Give the total number of lines with the word "mean" in them, and no other words.

--------------------------------

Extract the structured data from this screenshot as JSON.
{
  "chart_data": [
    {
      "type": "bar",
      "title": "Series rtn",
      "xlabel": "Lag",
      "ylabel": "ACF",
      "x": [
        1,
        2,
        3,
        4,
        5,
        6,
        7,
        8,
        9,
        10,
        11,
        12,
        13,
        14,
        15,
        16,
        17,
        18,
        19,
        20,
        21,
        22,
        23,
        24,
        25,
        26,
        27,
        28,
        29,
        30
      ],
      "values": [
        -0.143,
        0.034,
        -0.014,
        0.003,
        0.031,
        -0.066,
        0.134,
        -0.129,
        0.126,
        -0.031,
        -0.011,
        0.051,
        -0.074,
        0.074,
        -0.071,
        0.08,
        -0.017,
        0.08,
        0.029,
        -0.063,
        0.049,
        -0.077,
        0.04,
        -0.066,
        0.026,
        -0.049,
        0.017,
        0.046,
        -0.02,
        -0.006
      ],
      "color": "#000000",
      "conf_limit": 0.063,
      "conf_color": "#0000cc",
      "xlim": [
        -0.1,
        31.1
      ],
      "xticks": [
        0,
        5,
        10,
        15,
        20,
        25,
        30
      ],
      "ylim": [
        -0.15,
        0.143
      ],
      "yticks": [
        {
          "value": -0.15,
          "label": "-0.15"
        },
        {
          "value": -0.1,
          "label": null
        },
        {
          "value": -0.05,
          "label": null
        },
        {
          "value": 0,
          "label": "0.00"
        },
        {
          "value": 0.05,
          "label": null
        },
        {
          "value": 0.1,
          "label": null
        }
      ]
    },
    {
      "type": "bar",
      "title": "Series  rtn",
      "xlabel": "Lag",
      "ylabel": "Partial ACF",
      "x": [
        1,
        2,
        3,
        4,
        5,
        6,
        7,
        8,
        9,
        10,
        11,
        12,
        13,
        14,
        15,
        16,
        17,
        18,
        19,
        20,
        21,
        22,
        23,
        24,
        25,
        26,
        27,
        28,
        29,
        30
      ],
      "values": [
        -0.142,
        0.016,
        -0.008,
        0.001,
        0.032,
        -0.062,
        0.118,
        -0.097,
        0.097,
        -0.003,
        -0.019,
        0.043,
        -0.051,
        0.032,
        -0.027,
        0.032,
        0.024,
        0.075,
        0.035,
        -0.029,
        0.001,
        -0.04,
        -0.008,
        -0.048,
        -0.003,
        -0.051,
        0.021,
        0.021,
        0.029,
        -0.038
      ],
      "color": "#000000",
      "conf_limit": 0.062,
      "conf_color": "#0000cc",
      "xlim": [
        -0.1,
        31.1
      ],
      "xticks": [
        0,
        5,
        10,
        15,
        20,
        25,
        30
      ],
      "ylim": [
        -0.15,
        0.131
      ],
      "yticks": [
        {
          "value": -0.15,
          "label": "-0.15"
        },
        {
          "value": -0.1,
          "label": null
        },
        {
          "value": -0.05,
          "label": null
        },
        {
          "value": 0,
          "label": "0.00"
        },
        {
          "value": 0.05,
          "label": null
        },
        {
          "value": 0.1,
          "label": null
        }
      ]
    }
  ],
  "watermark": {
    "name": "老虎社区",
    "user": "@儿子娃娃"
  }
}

--------------------------------

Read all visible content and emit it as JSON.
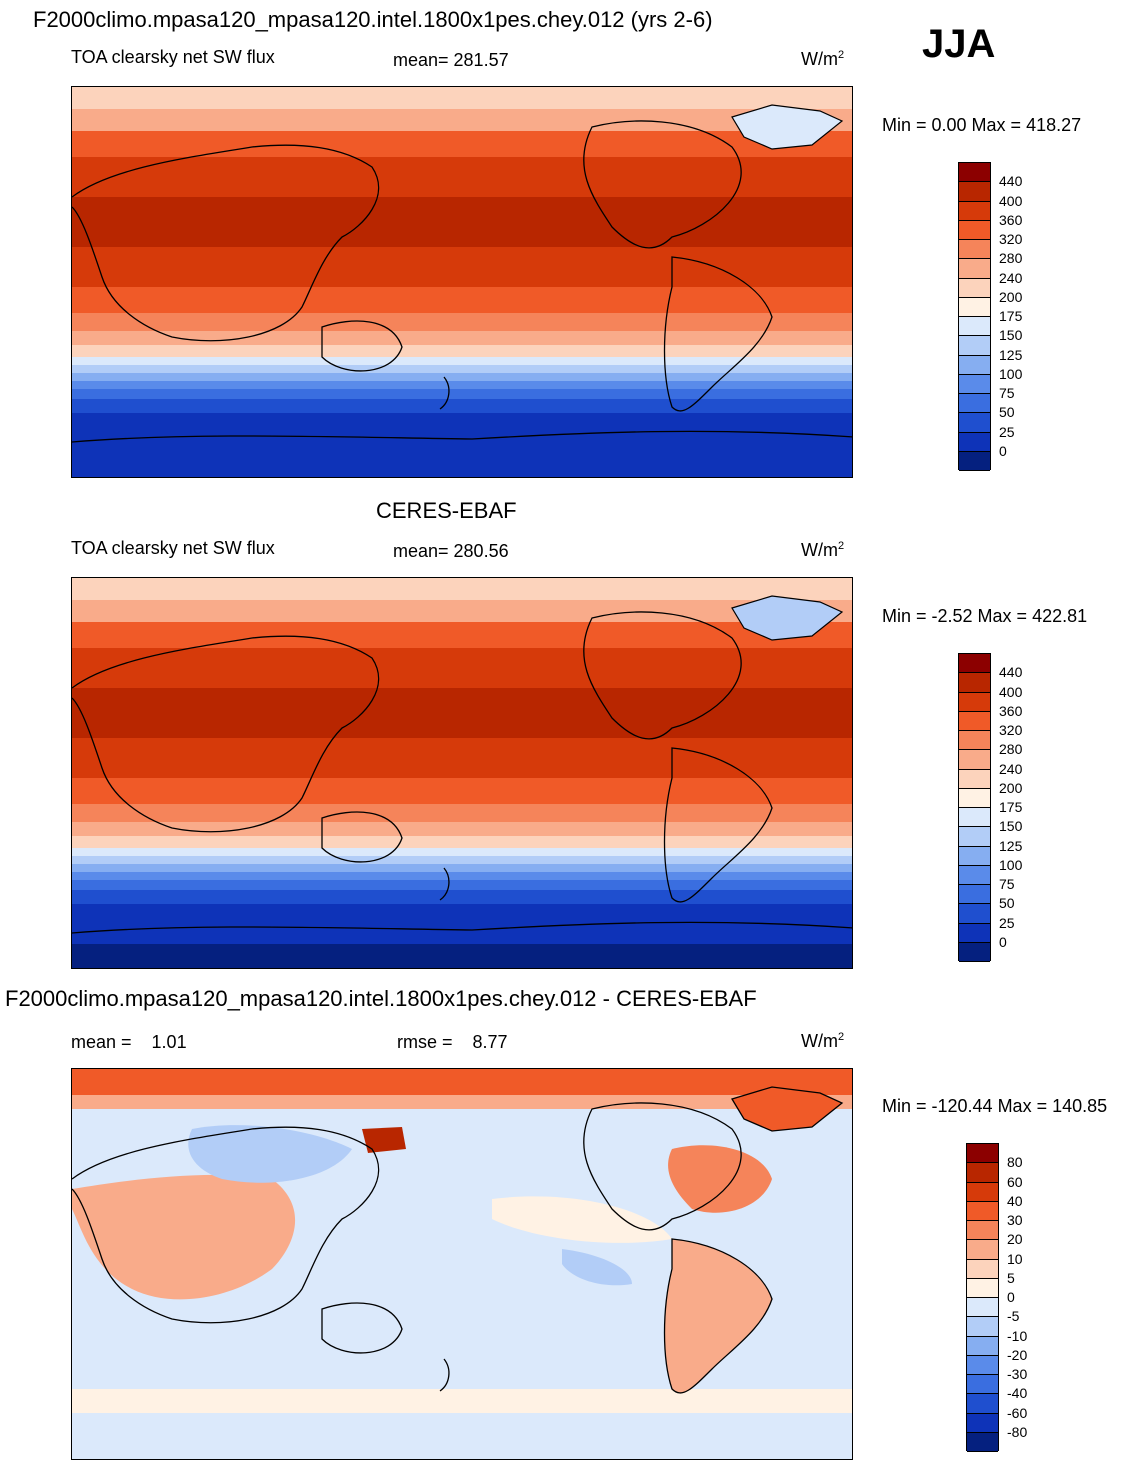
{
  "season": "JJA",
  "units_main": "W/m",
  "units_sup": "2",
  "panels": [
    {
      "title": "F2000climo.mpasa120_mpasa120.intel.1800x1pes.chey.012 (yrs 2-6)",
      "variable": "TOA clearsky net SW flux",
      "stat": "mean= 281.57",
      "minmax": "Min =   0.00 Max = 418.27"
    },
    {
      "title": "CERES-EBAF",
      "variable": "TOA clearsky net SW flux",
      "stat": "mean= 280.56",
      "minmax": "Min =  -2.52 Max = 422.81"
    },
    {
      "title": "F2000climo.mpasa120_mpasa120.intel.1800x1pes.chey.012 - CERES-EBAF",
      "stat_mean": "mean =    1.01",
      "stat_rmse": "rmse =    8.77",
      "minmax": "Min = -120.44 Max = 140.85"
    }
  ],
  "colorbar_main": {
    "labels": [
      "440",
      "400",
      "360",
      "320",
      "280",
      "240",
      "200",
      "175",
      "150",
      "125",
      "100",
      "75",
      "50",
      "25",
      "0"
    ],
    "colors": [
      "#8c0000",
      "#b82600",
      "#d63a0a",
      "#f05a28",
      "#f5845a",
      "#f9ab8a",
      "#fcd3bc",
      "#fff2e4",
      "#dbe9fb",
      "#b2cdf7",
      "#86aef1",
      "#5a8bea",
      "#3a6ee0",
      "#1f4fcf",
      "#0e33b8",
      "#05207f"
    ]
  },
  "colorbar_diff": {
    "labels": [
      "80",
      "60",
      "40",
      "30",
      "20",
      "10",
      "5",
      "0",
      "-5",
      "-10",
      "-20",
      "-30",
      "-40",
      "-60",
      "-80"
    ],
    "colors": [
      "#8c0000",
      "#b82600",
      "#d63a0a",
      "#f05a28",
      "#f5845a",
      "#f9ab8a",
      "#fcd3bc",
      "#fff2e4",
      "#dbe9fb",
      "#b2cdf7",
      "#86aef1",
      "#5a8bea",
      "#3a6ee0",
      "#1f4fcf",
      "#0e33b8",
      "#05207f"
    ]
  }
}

--------------------------------

◆ **EXERCISE SOLUTION**
3